**Brief:** Of the lines listed below, how many contain the string "areas"? Answer with the number alone.
# start of Supplied material
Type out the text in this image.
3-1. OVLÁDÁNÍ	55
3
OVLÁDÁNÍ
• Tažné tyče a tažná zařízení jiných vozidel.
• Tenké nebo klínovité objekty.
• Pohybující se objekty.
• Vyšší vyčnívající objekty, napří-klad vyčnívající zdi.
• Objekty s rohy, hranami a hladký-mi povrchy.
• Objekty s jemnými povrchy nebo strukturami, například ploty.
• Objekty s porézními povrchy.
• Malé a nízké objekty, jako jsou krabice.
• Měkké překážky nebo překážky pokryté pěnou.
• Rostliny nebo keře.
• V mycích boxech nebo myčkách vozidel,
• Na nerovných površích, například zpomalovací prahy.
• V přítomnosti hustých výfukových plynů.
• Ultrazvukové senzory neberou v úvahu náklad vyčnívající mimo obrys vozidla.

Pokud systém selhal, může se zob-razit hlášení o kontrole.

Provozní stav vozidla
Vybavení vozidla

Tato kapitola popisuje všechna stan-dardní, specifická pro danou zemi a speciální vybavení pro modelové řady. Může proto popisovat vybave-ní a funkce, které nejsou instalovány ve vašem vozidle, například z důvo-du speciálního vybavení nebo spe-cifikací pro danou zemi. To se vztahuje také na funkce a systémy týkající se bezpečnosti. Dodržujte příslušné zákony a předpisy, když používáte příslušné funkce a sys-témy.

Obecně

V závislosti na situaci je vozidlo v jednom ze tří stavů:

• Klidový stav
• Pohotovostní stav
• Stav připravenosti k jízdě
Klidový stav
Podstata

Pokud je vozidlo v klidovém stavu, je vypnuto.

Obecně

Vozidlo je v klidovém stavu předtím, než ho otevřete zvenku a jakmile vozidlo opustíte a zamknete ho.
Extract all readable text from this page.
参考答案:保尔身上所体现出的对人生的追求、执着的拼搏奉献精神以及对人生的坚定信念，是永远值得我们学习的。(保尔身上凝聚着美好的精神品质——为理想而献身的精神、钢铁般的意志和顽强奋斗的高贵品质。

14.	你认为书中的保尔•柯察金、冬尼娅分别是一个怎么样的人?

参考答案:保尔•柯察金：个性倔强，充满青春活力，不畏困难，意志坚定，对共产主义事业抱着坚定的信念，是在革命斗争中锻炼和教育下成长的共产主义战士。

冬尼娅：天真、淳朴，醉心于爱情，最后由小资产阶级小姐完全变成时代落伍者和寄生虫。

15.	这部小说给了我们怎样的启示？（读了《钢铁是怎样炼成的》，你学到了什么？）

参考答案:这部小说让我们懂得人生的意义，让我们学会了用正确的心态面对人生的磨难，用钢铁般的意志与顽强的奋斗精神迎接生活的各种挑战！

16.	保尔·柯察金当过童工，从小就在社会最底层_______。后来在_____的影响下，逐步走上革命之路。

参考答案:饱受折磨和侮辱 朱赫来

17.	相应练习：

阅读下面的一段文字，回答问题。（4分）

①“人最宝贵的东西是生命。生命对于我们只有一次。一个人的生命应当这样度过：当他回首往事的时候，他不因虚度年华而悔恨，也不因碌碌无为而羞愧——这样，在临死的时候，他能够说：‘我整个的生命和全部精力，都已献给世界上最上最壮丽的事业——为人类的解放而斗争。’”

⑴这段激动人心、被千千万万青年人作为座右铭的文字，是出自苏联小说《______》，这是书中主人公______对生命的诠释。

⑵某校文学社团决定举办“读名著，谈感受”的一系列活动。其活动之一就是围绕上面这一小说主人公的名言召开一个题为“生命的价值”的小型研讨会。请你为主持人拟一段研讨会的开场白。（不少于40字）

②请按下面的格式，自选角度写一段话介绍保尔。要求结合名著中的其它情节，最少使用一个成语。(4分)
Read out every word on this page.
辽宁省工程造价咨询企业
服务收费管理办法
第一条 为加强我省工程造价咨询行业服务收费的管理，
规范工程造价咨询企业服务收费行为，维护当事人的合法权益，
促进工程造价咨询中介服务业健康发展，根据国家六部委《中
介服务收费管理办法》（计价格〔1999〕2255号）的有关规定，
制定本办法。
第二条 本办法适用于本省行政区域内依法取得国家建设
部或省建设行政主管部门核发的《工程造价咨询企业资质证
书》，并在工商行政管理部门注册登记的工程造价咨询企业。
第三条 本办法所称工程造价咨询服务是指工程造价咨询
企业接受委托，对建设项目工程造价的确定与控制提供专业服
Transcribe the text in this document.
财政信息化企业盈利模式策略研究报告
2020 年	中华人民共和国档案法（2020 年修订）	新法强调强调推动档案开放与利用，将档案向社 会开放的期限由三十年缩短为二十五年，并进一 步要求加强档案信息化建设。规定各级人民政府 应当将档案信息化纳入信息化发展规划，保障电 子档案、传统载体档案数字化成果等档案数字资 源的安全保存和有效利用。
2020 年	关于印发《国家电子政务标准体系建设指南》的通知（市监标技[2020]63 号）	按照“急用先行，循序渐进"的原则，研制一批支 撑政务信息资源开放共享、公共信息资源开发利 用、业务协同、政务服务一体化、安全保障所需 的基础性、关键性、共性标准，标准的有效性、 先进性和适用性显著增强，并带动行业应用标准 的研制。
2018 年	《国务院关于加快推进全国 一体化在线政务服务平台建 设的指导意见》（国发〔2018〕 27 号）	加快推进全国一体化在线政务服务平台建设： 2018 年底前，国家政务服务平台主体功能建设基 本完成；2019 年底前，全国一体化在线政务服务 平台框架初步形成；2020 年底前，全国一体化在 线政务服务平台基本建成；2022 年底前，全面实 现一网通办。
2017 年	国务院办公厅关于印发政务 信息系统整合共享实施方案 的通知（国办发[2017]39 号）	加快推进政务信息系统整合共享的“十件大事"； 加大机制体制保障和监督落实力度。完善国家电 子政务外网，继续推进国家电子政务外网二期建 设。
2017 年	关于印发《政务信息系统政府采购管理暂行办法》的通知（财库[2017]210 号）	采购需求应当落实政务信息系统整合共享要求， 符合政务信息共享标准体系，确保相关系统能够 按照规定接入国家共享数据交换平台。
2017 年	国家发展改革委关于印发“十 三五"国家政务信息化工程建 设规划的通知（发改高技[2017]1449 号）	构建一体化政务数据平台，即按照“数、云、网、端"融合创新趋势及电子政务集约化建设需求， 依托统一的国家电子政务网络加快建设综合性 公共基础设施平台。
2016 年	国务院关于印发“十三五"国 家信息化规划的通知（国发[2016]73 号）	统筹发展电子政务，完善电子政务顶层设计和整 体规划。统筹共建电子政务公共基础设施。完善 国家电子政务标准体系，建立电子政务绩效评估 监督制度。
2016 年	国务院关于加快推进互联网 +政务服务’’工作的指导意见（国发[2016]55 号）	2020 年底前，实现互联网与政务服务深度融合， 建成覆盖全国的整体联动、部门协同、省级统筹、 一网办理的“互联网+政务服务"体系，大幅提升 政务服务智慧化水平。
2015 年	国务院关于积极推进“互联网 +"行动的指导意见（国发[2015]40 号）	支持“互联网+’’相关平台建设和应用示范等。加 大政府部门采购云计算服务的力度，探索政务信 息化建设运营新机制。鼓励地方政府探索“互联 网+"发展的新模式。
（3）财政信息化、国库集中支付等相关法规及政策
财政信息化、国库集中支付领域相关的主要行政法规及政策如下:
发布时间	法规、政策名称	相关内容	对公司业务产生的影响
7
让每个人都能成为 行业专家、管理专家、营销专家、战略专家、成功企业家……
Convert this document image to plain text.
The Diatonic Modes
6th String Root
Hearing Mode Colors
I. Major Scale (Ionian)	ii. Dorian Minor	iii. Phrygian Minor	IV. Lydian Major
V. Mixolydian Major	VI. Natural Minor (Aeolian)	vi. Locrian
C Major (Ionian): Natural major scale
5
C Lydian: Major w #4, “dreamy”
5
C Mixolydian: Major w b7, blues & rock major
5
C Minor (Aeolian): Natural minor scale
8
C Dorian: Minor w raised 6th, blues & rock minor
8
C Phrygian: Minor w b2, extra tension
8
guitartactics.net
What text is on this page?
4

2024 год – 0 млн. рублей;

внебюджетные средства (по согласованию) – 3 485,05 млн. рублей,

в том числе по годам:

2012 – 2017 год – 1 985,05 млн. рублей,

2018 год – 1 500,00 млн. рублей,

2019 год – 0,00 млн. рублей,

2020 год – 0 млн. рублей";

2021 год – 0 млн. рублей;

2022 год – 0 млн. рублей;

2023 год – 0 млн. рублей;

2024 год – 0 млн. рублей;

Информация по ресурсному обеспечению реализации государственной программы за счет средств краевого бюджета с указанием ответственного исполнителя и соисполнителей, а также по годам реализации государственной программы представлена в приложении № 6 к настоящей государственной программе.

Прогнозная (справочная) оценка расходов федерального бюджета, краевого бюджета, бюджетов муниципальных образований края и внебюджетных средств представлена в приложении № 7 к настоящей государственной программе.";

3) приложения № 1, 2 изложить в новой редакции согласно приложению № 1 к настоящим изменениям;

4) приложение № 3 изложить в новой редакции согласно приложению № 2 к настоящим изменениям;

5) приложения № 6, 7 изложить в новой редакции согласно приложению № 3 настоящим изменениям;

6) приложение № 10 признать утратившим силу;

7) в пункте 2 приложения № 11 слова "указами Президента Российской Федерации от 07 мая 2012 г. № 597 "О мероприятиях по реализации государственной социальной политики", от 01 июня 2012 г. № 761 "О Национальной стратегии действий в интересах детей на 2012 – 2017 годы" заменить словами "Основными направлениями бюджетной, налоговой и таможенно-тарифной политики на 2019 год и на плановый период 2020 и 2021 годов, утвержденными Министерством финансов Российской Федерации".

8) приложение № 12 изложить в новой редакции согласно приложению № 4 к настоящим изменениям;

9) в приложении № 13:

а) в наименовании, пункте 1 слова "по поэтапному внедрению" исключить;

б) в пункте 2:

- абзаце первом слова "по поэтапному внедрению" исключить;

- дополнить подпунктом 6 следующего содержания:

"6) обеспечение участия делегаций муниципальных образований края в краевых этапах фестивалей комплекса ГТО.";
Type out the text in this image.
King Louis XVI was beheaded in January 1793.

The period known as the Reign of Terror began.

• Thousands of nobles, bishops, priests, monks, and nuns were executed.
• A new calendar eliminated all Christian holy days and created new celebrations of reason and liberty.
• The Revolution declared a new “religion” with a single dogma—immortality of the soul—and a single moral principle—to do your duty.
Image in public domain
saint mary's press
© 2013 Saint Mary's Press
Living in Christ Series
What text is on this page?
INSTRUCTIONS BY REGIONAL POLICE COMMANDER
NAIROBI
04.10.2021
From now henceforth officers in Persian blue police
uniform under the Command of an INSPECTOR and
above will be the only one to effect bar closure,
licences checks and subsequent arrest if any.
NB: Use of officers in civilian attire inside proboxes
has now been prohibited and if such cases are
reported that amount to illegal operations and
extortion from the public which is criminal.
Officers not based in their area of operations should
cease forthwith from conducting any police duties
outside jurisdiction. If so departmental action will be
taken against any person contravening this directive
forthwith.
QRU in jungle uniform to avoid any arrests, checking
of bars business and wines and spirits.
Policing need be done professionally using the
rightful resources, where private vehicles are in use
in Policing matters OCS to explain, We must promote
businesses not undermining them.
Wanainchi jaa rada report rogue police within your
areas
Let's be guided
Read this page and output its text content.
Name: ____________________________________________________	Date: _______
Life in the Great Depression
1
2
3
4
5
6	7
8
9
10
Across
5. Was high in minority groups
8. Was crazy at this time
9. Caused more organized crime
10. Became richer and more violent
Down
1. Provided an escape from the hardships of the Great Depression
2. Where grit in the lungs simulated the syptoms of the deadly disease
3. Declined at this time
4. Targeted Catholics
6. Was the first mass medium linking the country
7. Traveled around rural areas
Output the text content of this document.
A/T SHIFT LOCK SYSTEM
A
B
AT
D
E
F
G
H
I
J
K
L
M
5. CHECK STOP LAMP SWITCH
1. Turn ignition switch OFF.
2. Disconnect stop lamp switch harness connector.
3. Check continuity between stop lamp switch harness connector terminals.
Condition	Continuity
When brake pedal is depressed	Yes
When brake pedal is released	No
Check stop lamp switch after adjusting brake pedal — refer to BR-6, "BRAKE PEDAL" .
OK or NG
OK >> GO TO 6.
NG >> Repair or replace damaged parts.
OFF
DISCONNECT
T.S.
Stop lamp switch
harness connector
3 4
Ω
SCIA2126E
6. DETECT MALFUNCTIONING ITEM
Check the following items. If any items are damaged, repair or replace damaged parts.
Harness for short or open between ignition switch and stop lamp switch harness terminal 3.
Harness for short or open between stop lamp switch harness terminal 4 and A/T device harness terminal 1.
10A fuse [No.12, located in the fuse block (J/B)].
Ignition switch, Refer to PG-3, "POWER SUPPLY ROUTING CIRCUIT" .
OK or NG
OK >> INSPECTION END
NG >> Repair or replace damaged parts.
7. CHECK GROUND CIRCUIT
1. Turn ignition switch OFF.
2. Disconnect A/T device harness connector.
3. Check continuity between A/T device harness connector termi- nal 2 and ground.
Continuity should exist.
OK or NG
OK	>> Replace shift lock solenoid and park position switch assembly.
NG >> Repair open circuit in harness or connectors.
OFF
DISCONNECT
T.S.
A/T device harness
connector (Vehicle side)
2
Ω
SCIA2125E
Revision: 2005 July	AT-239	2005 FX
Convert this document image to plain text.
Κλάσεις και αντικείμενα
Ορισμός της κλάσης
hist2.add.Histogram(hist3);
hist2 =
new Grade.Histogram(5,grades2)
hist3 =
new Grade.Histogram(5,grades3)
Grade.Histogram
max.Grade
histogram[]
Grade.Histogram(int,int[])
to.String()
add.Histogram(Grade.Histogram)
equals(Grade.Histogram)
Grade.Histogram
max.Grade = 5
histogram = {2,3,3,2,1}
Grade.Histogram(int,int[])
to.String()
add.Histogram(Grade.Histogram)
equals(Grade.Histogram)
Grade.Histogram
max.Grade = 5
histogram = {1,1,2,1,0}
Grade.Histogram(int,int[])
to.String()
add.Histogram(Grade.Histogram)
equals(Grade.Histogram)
# end of Supplied material
**Correct answer:** 2